* **STORED ROWS**
● ● ● ●

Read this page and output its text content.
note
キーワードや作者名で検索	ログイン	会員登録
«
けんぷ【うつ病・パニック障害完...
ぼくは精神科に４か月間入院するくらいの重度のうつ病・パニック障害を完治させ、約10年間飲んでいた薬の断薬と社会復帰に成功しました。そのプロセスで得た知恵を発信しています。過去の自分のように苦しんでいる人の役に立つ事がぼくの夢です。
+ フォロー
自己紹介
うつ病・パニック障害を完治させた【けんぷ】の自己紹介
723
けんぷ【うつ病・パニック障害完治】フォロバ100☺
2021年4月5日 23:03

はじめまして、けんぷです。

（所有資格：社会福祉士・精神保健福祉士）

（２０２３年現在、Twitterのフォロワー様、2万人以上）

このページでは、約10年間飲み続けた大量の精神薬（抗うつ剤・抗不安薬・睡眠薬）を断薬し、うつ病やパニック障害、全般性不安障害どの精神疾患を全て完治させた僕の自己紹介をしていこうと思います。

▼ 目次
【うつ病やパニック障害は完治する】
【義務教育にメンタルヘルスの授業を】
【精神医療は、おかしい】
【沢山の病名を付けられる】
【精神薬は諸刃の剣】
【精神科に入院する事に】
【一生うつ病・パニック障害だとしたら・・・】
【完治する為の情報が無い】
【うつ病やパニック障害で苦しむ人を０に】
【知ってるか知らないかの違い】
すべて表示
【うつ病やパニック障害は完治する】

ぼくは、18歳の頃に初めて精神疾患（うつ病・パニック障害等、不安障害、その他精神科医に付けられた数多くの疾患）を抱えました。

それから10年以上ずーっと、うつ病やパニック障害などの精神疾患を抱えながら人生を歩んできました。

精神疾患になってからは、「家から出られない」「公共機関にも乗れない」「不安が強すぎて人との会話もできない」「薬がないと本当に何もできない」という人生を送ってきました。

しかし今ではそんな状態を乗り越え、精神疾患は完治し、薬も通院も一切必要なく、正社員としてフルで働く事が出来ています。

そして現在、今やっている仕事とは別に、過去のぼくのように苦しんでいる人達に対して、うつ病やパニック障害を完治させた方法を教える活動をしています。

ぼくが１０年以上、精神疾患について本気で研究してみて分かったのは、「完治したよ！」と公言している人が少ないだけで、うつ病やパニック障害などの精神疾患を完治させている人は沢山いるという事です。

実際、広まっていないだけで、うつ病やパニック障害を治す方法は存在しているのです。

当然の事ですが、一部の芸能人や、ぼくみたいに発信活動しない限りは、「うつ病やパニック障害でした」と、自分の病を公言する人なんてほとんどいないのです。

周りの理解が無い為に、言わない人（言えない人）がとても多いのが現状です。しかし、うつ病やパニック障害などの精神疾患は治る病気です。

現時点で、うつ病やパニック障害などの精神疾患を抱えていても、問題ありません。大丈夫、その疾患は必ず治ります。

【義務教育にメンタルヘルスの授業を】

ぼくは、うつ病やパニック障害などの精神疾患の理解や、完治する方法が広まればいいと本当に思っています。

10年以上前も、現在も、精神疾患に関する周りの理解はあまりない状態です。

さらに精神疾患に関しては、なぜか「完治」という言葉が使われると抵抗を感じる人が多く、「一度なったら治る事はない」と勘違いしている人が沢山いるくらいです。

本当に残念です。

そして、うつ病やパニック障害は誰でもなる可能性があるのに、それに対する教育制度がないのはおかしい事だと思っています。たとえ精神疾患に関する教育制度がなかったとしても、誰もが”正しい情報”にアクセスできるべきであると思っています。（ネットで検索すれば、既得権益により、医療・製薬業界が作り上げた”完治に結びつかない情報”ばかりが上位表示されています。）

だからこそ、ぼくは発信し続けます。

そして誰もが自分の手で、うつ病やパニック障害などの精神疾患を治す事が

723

● ● ● ●

* **WHAT IS REQUIRED**
Repeat the whole listing exactly, keeping every line intact.

* **EXERCISE SOLUTION**
Read this page and output its text content.
note
キーワードや作者名で検索	ログイン	会員登録
«
けんぷ【うつ病・パニック障害完...
ぼくは精神科に４か月間入院するくらいの重度のうつ病・パニック障害を完治させ、約10年間飲んでいた薬の断薬と社会復帰に成功しました。そのプロセスで得た知恵を発信しています。過去の自分のように苦しんでいる人の役に立つ事がぼくの夢です。
+ フォロー
自己紹介
うつ病・パニック障害を完治させた【けんぷ】の自己紹介
723
けんぷ【うつ病・パニック障害完治】フォロバ100☺
2021年4月5日 23:03

はじめまして、けんぷです。

（所有資格：社会福祉士・精神保健福祉士）

（２０２３年現在、Twitterのフォロワー様、2万人以上）

このページでは、約10年間飲み続けた大量の精神薬（抗うつ剤・抗不安薬・睡眠薬）を断薬し、うつ病やパニック障害、全般性不安障害どの精神疾患を全て完治させた僕の自己紹介をしていこうと思います。

▼ 目次
【うつ病やパニック障害は完治する】
【義務教育にメンタルヘルスの授業を】
【精神医療は、おかしい】
【沢山の病名を付けられる】
【精神薬は諸刃の剣】
【精神科に入院する事に】
【一生うつ病・パニック障害だとしたら・・・】
【完治する為の情報が無い】
【うつ病やパニック障害で苦しむ人を０に】
【知ってるか知らないかの違い】
すべて表示
【うつ病やパニック障害は完治する】

ぼくは、18歳の頃に初めて精神疾患（うつ病・パニック障害等、不安障害、その他精神科医に付けられた数多くの疾患）を抱えました。

それから10年以上ずーっと、うつ病やパニック障害などの精神疾患を抱えながら人生を歩んできました。

精神疾患になってからは、「家から出られない」「公共機関にも乗れない」「不安が強すぎて人との会話もできない」「薬がないと本当に何もできない」という人生を送ってきました。

しかし今ではそんな状態を乗り越え、精神疾患は完治し、薬も通院も一切必要なく、正社員としてフルで働く事が出来ています。

そして現在、今やっている仕事とは別に、過去のぼくのように苦しんでいる人達に対して、うつ病やパニック障害を完治させた方法を教える活動をしています。

ぼくが１０年以上、精神疾患について本気で研究してみて分かったのは、「完治したよ！」と公言している人が少ないだけで、うつ病やパニック障害などの精神疾患を完治させている人は沢山いるという事です。

実際、広まっていないだけで、うつ病やパニック障害を治す方法は存在しているのです。

当然の事ですが、一部の芸能人や、ぼくみたいに発信活動しない限りは、「うつ病やパニック障害でした」と、自分の病を公言する人なんてほとんどいないのです。

周りの理解が無い為に、言わない人（言えない人）がとても多いのが現状です。しかし、うつ病やパニック障害などの精神疾患は治る病気です。

現時点で、うつ病やパニック障害などの精神疾患を抱えていても、問題ありません。大丈夫、その疾患は必ず治ります。

【義務教育にメンタルヘルスの授業を】

ぼくは、うつ病やパニック障害などの精神疾患の理解や、完治する方法が広まればいいと本当に思っています。

10年以上前も、現在も、精神疾患に関する周りの理解はあまりない状態です。

さらに精神疾患に関しては、なぜか「完治」という言葉が使われると抵抗を感じる人が多く、「一度なったら治る事はない」と勘違いしている人が沢山いるくらいです。

本当に残念です。

そして、うつ病やパニック障害は誰でもなる可能性があるのに、それに対する教育制度がないのはおかしい事だと思っています。たとえ精神疾患に関する教育制度がなかったとしても、誰もが”正しい情報”にアクセスできるべきであると思っています。（ネットで検索すれば、既得権益により、医療・製薬業界が作り上げた”完治に結びつかない情報”ばかりが上位表示されています。）

だからこそ、ぼくは発信し続けます。

そして誰もが自分の手で、うつ病やパニック障害などの精神疾患を治す事が

723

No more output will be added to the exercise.